TEXTO APRESENTADO -
********

SÃO PAULO, SP (UOL/FOLHAPRESS) - A Polícia Civil do Rio de Janeiro faz uma nova fase da Operação Contenção na manhã desta sexta-feira (22) contra suspeitos ligados ao CV (Comando Vermelho) no Complexo do Lins, na zona norte da capital.

A ofensiva cumpre dezenas de mandados de prisão e de busca e apreensão. A ação é resultado de investigações da Draco (Delegacia de Repressão às Ações Criminosas Organizadas e Inquéritos Especiais) e da 26ª DP, que não especificaram o número total de ordens judiciais.

Moradores relatam intensa troca de tiros na comunidade desde as primeiras horas do dia. Em vídeos divulgados é possível ouvir disparos e explosões, além de grande circulação de veículos policiais pelas ruas.

Investigadores dizem ter identificado criminosos apontados como responsáveis por manter o domínio armado na região. Segundo a Polícia Civil, o grupo também estaria ligado a roubos e outros crimes patrimoniais usados para financiar e fortalecer a facção.

As apurações apontam um núcleo estruturado, com divisão de tarefas, ligado ao tráfico e a crimes como roubo de veículos e assaltos a pedestres. A polícia também atribui ao grupo ataques a instituições bancárias e uma atuação permanente para intimidar moradores e dificultar a entrada das forças de segurança.

********

TAREFA 1 -
Reescreva o trecho da notícia sobre a operação policial no Complexo do Lins de "Moradores relatam intensa" a "forças de segurança.", substituindo "disparos" por "estampidos".
TAREFA 2 -
Dê continuidade à notícia sobre a operação policial no Complexo do Lins a partir do ponto em que ela termina.

Entradas de dados coletadas -

********

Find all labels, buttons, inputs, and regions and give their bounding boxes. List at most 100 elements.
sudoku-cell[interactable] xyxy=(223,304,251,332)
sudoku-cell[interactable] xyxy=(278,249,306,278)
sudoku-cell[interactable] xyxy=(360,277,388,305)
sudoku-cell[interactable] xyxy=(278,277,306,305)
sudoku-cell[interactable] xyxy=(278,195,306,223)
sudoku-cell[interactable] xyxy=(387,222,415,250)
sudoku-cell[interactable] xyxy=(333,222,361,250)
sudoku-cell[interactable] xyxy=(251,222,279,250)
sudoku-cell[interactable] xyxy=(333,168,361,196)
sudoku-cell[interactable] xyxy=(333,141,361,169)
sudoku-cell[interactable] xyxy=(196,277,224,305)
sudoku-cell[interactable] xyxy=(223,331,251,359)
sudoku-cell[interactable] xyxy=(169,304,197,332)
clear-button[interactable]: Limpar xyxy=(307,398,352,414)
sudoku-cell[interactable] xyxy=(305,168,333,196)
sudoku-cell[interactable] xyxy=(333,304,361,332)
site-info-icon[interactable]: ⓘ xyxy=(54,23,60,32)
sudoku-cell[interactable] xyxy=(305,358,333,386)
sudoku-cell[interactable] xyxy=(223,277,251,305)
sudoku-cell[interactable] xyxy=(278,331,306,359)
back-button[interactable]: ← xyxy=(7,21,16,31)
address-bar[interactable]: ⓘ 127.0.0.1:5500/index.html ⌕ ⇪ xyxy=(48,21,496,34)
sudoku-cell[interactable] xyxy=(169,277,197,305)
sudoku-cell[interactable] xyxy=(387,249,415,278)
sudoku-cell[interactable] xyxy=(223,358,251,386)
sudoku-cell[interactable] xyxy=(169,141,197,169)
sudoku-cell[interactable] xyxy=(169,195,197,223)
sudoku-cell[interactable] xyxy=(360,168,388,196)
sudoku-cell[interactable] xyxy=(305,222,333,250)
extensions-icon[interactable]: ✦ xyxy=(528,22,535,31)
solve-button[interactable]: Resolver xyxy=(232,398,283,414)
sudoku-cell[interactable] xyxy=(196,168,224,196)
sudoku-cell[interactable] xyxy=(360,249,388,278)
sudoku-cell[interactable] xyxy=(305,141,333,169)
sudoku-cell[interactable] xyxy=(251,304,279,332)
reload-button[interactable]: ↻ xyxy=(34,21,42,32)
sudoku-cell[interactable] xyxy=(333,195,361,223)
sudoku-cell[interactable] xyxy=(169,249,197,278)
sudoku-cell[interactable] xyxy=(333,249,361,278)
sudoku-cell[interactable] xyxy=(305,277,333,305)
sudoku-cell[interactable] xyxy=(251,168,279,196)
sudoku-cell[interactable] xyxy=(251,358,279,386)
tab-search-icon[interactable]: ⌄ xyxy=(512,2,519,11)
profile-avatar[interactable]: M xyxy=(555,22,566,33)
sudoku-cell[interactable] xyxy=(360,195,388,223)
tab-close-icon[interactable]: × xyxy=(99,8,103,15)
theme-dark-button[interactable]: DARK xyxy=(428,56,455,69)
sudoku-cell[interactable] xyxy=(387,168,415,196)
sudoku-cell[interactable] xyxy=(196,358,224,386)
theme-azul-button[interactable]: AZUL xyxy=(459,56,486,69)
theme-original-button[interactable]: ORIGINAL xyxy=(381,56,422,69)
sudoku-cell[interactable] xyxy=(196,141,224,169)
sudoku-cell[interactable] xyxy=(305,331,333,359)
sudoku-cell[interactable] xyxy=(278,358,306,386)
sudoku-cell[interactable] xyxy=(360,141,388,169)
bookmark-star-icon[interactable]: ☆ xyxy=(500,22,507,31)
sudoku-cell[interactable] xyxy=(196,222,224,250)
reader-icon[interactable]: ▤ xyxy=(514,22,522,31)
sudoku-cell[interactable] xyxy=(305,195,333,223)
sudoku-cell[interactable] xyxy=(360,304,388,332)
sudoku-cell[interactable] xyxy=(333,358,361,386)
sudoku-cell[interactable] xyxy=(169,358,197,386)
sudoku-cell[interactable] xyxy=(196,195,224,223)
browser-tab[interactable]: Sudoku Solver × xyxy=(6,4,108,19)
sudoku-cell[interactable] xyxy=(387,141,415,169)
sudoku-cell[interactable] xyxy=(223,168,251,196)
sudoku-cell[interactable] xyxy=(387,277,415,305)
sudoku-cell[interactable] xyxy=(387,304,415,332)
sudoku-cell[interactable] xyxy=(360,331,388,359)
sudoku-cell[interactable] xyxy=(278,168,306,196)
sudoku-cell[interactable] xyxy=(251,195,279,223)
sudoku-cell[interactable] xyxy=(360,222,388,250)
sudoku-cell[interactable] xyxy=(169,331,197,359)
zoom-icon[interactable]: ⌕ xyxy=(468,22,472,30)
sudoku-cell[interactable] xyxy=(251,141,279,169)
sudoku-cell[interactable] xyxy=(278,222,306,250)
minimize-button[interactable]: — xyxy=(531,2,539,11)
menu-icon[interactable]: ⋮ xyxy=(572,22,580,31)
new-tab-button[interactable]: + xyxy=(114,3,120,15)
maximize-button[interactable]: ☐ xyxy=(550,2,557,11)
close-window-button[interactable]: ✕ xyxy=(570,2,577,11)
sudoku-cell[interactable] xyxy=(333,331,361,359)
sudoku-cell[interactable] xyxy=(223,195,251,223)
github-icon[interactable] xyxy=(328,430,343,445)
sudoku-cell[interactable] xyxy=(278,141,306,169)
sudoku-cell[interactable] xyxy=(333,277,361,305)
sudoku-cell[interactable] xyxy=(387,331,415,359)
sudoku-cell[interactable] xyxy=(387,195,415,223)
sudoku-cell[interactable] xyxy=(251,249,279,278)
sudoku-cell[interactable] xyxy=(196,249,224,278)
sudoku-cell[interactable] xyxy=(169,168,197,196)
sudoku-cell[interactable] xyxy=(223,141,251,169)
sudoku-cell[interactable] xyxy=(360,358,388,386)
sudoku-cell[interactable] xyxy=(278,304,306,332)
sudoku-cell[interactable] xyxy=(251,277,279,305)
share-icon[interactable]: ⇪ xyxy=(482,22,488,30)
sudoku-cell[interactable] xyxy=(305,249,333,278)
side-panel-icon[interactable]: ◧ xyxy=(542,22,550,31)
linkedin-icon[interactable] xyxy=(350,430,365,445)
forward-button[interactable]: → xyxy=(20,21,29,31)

********

RESPOSTA DA TAREFA 1 -
Moradores relatam intensa troca de tiros na comunidade desde as primeiras horas do dia. Em vídeos divulgados é possível ouvir estampidos e explosões, além de grande circulação de veículos policiais pelas ruas.

Investigadores dizem ter identificado criminosos apontados como responsáveis por manter o domínio armado na região. Segundo a Polícia Civil, o grupo também estaria ligado a roubos e outros crimes patrimoniais usados para financiar e fortalecer a facção.

As apurações apontam um núcleo estruturado, com divisão de tarefas, ligado ao tráfico e a crimes como roubo de veículos e assaltos a pedestres. A polícia também atribui ao grupo ataques a instituições bancárias e uma atuação permanente para intimidar moradores e dificultar a entrada das forças de segurança.

RESPOSTA DA TAREFA 2 -
Suspeitos faziam vigilância armada nos acessos à comunidade e monitoravam a movimentação policial em tempo real. A polícia afirma que eles avisavam sobre deslocamentos de viaturas, blindados e aeronaves e organizavam a contenção armada do território controlado pela facção.

GOLPE DA 'FALSA CENTRTAL' TAMBÉM É ALVO

Ação no Complexo do Lins também mira integrantes de um grupo suspeito de aplicar o golpe da "Falsa Central Telefônica". Os alvos são investigados por participação na estrutura financeira da fraude e por receber valores obtidos ilegalmente. Não há informações de que eles estejam ligados ao CV.

Criminosos teriam se passado por funcionários de segurança de bancos no esquema. Durante ligações, eles criavam uma situação de urgência, alegando que a conta da vítima estaria comprometida, e induziam o contato com uma central clandestina controlada pela quadrilha.

A polícia afirma que, com a estratégia, os suspeitos assumiam o controle de contas e aplicativos financeiros para fazer transferências e outras movimentações fraudulentas. O cumprimento de mandados é feito de forma simultânea com a Polícia Civil do Piauí, buscando prender envolvidos e apreender eletrônicos, documentos e ativos que ajudem a identificar outros integrantes.